» What is required: Find the lines that contain the word "title" and copy each one.

» Listing:
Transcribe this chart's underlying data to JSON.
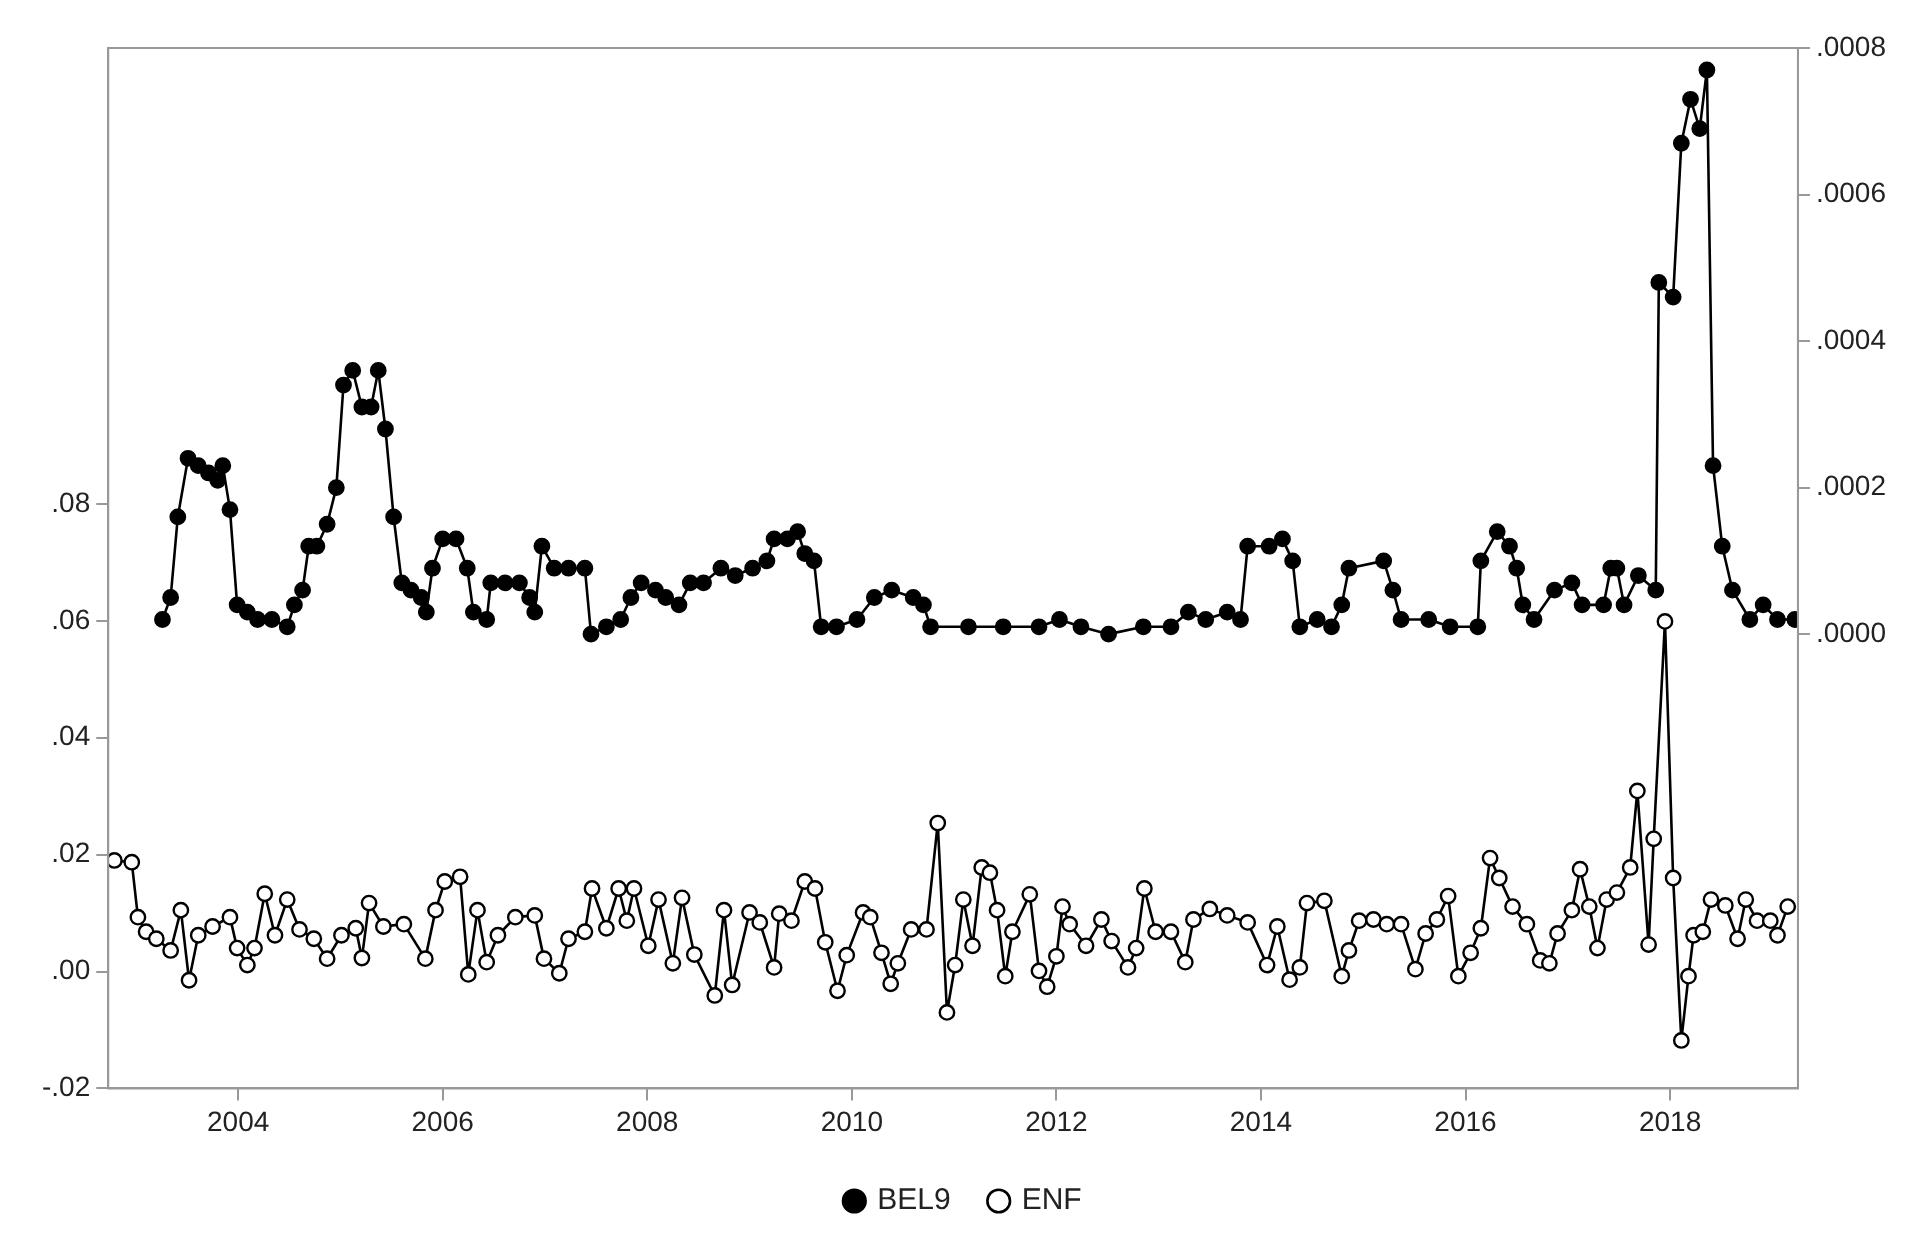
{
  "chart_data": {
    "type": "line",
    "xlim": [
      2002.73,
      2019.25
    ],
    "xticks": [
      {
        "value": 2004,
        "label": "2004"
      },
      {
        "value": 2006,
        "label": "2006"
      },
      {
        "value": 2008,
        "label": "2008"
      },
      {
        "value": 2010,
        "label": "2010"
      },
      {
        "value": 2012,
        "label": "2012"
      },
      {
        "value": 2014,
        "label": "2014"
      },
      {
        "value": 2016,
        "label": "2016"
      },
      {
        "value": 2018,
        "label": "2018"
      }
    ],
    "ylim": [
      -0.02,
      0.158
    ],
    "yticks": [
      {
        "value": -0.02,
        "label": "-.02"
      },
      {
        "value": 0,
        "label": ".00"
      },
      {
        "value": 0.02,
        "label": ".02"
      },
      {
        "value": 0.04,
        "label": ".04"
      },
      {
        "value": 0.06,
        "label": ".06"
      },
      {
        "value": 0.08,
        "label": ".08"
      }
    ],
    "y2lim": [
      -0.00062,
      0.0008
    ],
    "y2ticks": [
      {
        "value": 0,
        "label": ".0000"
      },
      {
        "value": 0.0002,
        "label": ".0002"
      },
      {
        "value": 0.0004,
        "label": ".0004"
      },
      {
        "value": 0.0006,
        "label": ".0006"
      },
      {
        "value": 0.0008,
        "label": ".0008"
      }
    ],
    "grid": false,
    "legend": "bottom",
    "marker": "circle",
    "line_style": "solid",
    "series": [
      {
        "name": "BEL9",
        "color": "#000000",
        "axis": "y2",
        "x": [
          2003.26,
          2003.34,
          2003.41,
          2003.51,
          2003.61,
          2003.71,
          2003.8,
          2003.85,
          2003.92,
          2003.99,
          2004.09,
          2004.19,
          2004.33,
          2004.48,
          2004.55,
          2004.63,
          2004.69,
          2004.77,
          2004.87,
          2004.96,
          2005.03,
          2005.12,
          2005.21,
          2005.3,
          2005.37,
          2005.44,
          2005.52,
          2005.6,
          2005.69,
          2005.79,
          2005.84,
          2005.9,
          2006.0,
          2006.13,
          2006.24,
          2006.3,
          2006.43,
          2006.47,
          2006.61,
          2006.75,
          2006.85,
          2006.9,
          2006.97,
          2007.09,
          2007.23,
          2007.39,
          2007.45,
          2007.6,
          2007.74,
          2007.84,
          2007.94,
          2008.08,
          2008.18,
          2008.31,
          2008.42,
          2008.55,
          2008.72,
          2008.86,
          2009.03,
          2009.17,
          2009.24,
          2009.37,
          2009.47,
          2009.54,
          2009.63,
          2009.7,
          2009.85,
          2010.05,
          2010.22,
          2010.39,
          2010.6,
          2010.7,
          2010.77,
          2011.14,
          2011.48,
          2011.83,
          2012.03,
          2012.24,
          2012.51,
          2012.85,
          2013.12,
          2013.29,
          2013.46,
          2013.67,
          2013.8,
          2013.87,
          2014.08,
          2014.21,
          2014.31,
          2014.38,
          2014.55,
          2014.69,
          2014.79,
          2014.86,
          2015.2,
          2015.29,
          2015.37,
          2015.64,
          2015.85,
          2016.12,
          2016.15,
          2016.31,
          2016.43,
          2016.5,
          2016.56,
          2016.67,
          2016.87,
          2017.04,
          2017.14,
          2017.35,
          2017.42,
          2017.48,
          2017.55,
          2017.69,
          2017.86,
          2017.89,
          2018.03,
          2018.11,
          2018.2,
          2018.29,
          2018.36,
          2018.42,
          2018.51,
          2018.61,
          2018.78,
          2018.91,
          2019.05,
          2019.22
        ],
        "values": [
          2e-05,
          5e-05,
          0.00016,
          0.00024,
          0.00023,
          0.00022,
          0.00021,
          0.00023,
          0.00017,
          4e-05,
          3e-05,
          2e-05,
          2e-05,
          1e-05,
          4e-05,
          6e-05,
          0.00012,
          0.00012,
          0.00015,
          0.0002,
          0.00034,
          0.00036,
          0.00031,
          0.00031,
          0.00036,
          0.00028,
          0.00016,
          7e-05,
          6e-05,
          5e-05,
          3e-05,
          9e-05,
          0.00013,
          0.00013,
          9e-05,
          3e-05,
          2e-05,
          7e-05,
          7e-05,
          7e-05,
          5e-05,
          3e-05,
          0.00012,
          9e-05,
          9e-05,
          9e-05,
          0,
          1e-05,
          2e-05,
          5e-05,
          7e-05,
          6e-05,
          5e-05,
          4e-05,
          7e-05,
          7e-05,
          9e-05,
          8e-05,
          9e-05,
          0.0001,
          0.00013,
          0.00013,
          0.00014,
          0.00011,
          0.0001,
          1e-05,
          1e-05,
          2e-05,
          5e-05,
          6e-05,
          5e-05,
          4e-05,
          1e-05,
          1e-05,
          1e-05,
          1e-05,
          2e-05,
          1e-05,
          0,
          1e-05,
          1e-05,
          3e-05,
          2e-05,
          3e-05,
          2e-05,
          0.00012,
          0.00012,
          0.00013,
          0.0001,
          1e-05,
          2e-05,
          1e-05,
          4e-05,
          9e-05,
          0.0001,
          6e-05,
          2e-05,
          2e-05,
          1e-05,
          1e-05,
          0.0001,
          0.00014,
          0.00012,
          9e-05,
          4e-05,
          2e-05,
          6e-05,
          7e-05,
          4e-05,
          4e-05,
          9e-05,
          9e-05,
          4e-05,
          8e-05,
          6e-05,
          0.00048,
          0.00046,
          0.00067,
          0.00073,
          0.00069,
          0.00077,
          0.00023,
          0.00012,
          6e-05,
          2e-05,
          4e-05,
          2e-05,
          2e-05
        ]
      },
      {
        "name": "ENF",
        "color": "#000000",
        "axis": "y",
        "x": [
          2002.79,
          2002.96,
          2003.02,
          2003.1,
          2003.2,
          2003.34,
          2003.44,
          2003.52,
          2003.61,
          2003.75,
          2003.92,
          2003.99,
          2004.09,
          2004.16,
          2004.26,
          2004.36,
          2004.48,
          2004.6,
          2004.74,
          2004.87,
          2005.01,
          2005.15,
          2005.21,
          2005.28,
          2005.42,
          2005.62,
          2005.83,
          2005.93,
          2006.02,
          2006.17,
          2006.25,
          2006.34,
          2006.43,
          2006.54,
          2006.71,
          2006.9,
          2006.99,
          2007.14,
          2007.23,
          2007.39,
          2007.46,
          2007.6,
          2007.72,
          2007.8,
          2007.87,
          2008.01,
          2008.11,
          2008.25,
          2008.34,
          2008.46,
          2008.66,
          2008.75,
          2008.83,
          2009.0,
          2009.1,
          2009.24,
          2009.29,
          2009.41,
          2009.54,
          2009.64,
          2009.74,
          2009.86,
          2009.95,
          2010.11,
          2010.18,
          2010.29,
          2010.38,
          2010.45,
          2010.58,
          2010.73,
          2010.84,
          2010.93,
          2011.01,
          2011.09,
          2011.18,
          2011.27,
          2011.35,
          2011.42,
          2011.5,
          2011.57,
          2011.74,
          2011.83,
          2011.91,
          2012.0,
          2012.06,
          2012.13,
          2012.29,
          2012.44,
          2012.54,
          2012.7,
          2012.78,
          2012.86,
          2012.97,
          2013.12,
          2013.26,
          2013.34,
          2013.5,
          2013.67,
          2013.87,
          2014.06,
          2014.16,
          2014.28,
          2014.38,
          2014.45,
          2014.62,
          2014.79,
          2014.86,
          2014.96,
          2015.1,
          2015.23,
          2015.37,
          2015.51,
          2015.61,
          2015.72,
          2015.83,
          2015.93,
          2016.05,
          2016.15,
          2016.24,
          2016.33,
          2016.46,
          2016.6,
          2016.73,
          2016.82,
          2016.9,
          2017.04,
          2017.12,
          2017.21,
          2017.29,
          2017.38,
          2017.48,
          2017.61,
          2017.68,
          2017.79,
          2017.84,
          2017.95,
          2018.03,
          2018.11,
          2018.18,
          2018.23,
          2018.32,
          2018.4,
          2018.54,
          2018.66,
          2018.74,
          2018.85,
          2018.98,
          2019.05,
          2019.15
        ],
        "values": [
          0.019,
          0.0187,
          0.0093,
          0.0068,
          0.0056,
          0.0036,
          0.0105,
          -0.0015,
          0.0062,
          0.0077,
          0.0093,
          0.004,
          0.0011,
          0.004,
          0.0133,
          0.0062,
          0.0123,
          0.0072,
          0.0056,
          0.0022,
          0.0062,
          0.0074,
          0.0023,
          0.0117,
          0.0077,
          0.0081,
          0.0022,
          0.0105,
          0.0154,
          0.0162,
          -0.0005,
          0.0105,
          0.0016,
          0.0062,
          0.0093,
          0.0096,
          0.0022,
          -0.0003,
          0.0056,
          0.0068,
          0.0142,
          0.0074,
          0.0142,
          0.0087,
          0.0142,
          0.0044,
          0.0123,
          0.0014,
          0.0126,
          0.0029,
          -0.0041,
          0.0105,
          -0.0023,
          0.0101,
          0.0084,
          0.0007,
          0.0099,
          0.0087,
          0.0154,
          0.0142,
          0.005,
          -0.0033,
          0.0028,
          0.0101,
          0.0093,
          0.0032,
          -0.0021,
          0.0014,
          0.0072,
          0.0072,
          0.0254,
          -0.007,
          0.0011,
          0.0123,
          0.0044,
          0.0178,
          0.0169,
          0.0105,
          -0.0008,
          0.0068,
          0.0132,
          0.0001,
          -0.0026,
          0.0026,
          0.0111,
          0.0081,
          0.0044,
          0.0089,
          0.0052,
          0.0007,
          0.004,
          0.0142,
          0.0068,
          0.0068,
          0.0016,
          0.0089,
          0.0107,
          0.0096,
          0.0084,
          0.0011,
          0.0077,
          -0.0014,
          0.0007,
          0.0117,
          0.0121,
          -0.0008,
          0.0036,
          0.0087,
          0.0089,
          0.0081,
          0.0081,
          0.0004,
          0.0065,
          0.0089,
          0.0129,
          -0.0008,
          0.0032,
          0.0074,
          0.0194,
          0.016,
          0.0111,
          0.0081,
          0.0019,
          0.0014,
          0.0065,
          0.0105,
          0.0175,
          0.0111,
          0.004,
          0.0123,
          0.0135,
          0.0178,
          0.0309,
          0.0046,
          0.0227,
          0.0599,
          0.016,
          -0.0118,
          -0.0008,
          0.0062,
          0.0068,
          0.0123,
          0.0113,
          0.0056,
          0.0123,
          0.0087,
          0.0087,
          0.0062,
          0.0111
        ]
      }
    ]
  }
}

* * *

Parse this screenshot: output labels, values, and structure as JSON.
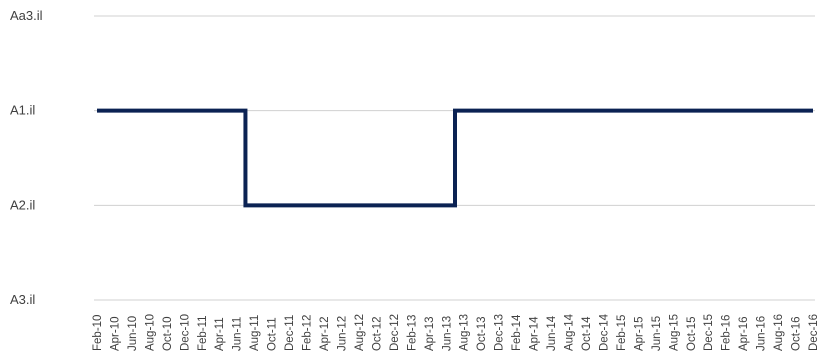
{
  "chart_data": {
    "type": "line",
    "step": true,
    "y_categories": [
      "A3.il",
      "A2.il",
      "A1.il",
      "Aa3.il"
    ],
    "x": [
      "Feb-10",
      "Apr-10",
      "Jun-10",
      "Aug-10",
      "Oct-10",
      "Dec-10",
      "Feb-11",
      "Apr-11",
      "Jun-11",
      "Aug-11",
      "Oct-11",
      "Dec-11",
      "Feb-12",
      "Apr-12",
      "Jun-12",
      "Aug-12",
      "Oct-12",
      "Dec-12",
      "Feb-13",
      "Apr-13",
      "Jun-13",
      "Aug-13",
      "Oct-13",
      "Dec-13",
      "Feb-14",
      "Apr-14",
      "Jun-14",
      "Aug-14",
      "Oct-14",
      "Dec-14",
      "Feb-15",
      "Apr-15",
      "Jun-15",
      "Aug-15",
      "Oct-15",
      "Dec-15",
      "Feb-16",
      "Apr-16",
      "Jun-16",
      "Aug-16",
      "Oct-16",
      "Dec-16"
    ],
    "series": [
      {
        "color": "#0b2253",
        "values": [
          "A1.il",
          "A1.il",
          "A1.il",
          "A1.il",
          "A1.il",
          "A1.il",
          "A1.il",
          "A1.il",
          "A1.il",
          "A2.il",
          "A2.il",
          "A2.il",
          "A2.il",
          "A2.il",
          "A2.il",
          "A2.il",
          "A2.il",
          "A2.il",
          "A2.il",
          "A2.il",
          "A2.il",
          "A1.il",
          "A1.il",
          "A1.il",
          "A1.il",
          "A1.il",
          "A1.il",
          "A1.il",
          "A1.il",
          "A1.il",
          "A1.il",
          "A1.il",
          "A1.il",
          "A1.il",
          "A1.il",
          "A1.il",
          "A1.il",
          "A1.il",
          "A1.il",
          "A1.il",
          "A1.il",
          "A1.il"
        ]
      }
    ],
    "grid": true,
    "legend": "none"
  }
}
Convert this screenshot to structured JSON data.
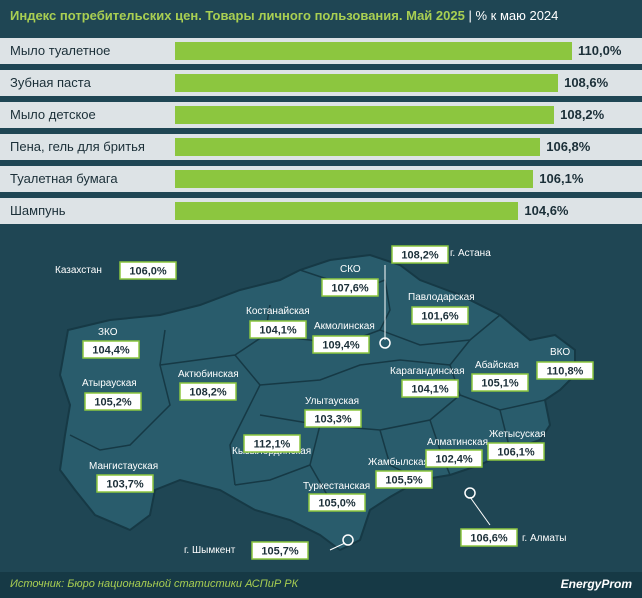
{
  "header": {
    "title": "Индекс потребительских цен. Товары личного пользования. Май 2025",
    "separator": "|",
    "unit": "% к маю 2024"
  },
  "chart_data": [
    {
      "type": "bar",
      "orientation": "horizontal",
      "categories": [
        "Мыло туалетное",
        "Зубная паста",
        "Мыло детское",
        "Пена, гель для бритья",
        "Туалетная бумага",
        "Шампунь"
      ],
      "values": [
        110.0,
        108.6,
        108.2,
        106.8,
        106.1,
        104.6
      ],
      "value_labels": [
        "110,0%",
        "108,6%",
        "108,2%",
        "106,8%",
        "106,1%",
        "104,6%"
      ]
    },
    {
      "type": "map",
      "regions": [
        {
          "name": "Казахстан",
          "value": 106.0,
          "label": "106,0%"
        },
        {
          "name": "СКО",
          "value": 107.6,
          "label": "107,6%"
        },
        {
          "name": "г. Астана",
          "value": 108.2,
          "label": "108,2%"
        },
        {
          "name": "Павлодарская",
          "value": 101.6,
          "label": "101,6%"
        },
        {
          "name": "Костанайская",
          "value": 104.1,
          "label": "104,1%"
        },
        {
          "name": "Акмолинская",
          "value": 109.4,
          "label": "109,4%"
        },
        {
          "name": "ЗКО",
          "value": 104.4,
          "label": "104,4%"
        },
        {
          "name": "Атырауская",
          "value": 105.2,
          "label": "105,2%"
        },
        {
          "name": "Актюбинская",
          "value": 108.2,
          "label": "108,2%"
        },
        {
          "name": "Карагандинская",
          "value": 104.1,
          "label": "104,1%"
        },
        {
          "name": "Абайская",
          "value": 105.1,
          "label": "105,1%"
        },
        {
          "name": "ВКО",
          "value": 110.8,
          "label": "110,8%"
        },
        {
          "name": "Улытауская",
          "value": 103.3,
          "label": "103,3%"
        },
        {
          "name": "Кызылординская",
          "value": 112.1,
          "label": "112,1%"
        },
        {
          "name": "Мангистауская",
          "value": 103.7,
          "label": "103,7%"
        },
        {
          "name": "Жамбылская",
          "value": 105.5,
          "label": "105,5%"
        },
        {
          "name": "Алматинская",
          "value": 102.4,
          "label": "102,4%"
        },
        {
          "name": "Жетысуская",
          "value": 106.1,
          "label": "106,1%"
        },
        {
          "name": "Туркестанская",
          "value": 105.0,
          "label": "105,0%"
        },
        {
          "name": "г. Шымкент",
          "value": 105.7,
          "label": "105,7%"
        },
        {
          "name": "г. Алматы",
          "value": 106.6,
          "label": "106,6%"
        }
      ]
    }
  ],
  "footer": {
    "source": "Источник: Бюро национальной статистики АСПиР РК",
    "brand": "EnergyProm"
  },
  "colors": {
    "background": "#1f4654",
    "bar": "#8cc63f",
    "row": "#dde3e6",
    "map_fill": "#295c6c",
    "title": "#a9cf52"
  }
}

» Full output:
    "title": "Индекс потребительских цен. Товары личного пользования. Май 2025",
    "title": "#a9cf52"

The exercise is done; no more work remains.